##### Input material #####
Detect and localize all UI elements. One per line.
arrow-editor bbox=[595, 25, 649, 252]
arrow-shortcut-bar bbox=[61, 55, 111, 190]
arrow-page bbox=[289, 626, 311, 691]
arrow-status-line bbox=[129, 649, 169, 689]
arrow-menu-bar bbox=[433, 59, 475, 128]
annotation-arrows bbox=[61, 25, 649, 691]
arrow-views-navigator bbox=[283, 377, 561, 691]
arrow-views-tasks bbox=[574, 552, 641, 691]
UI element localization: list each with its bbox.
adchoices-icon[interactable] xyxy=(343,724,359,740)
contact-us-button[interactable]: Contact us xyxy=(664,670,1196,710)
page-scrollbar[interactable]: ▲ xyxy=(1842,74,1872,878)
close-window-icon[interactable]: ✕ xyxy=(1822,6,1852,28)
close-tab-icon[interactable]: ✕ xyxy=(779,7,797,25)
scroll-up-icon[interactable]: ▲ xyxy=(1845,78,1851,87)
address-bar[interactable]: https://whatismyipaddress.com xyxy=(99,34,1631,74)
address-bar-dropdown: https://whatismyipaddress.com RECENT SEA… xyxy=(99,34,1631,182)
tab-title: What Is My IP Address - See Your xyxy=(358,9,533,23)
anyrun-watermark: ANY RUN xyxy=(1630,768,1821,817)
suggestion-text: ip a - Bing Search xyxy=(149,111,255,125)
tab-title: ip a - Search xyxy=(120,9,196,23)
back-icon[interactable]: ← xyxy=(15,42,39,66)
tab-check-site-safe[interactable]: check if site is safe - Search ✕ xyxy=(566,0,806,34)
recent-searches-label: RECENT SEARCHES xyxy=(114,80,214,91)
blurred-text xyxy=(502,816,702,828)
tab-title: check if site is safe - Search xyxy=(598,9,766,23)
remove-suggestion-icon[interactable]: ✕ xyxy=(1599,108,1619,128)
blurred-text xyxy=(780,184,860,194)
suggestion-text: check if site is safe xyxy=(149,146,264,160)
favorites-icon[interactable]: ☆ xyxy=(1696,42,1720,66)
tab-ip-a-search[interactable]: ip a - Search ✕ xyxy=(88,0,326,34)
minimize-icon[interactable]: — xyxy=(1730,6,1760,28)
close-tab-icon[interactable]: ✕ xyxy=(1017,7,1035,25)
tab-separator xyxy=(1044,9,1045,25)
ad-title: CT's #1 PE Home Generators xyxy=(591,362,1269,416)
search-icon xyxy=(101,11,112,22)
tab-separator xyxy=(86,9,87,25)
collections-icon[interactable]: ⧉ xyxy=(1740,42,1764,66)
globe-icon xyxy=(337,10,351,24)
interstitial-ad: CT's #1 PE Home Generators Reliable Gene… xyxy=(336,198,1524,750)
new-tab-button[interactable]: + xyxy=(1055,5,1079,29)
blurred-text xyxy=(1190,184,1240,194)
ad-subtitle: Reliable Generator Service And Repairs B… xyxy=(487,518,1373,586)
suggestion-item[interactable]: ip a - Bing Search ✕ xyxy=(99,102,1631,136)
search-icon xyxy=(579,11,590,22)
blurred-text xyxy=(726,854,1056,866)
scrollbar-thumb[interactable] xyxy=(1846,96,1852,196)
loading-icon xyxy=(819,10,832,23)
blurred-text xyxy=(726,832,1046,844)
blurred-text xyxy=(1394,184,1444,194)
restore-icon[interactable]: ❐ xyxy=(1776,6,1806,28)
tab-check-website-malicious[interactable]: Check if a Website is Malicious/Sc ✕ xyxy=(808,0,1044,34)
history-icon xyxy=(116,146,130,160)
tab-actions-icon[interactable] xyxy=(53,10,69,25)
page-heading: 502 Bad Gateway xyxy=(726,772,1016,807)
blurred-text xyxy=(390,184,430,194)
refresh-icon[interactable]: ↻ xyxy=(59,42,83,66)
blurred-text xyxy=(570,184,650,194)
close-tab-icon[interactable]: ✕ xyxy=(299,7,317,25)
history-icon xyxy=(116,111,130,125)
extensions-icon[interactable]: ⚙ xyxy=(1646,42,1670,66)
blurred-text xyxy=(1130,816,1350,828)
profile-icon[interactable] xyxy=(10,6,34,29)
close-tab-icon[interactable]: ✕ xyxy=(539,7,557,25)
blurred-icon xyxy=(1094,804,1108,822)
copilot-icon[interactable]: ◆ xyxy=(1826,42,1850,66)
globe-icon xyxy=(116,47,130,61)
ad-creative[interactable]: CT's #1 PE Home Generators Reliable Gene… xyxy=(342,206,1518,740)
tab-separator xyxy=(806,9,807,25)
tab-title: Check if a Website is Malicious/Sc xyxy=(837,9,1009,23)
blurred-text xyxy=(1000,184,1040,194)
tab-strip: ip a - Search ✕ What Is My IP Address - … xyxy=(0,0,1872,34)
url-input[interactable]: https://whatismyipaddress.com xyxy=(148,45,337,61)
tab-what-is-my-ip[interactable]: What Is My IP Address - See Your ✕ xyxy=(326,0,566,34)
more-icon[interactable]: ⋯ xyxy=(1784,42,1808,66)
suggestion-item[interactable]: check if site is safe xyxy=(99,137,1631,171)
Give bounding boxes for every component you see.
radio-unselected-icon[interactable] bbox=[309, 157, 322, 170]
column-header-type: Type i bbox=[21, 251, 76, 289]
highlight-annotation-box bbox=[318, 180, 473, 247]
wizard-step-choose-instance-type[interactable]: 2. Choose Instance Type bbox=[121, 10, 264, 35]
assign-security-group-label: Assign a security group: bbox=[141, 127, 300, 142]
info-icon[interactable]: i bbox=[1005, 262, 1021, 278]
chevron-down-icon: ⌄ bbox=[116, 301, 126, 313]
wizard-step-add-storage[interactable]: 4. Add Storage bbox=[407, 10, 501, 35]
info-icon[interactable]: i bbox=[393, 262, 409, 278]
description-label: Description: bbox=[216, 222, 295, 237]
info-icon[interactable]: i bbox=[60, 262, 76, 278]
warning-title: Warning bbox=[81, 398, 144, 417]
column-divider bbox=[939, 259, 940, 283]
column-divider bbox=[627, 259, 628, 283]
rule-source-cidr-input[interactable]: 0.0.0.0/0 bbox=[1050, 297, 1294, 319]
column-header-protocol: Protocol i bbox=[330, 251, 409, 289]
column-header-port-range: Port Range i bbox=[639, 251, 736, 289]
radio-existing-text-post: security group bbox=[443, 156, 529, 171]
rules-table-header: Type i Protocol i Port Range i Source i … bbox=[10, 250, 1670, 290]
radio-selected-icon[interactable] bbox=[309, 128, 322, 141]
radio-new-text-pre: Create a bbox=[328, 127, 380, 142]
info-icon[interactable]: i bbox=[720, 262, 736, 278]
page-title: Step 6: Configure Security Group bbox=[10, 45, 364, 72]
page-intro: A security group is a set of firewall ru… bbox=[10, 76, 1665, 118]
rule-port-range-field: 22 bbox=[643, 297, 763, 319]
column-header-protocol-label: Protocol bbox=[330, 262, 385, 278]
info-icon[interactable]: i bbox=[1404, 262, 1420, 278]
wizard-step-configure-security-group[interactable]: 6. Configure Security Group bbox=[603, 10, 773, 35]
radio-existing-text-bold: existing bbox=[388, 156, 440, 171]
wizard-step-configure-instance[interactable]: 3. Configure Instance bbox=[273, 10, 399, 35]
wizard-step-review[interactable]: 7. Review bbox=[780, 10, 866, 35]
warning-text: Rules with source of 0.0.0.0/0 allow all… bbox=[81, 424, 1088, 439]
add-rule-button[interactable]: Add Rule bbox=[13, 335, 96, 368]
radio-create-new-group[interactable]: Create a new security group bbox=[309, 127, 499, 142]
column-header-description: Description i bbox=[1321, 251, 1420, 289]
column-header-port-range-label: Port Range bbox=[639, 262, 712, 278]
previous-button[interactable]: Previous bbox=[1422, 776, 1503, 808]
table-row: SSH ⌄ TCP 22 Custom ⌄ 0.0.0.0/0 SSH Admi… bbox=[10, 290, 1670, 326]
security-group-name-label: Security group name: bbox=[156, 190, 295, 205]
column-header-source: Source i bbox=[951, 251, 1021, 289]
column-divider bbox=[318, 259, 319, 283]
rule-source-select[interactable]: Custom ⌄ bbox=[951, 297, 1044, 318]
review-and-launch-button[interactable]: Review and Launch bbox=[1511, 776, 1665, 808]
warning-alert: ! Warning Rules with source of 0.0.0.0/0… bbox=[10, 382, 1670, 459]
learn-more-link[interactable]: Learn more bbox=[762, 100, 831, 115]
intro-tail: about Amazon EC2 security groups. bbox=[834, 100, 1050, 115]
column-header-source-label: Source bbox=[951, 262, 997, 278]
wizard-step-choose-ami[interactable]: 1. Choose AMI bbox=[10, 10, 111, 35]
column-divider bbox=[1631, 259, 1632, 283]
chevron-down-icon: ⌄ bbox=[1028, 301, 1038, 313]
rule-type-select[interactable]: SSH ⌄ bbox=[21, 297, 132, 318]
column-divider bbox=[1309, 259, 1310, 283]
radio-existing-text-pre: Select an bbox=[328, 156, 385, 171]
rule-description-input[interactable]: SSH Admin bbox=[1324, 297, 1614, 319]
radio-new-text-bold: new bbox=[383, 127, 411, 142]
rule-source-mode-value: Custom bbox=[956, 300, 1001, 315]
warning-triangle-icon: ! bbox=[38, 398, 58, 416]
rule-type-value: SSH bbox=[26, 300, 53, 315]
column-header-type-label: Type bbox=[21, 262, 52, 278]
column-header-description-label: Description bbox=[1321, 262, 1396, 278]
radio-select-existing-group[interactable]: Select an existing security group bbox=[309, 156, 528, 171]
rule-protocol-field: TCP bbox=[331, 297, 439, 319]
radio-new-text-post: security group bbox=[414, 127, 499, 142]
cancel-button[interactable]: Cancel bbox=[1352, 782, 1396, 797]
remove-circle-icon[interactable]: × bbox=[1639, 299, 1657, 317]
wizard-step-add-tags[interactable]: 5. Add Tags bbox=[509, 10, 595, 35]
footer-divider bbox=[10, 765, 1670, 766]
#####
#### Problem:
Quote the lines from the start of the records through the line that contains "tab-title: What Is", both included.

#### Completed exercise:
Detect and localize all UI elements. One per line.
arrow-editor bbox=[595, 25, 649, 252]
arrow-shortcut-bar bbox=[61, 55, 111, 190]
arrow-page bbox=[289, 626, 311, 691]
arrow-status-line bbox=[129, 649, 169, 689]
arrow-menu-bar bbox=[433, 59, 475, 128]
annotation-arrows bbox=[61, 25, 649, 691]
arrow-views-navigator bbox=[283, 377, 561, 691]
arrow-views-tasks bbox=[574, 552, 641, 691]
UI element localization: list each with its bbox.
adchoices-icon[interactable] xyxy=(343,724,359,740)
contact-us-button[interactable]: Contact us xyxy=(664,670,1196,710)
page-scrollbar[interactable]: ▲ xyxy=(1842,74,1872,878)
close-window-icon[interactable]: ✕ xyxy=(1822,6,1852,28)
close-tab-icon[interactable]: ✕ xyxy=(779,7,797,25)
scroll-up-icon[interactable]: ▲ xyxy=(1845,78,1851,87)
address-bar[interactable]: https://whatismyipaddress.com xyxy=(99,34,1631,74)
address-bar-dropdown: https://whatismyipaddress.com RECENT SEA… xyxy=(99,34,1631,182)
tab-title: What Is My IP Address - See Your xyxy=(358,9,533,23)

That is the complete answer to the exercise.